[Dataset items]

'''

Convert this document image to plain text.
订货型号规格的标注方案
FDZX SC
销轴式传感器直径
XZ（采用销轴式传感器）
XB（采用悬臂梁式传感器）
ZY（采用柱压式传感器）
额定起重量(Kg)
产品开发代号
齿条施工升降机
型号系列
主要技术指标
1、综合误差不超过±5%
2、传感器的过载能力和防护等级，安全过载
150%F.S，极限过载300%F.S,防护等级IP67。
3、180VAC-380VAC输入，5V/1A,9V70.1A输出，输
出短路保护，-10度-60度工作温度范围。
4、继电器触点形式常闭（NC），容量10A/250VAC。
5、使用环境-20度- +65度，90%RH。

'''

Without omitting anything, output the entries exactly.

Convert this document image to plain text.
订货型号规格的标注方案
FDZX SC
销轴式传感器直径
XZ（采用销轴式传感器）
XB（采用悬臂梁式传感器）
ZY（采用柱压式传感器）
额定起重量(Kg)
产品开发代号
齿条施工升降机
型号系列
主要技术指标
1、综合误差不超过±5%
2、传感器的过载能力和防护等级，安全过载
150%F.S，极限过载300%F.S,防护等级IP67。
3、180VAC-380VAC输入，5V/1A,9V70.1A输出，输
出短路保护，-10度-60度工作温度范围。
4、继电器触点形式常闭（NC），容量10A/250VAC。
5、使用环境-20度- +65度，90%RH。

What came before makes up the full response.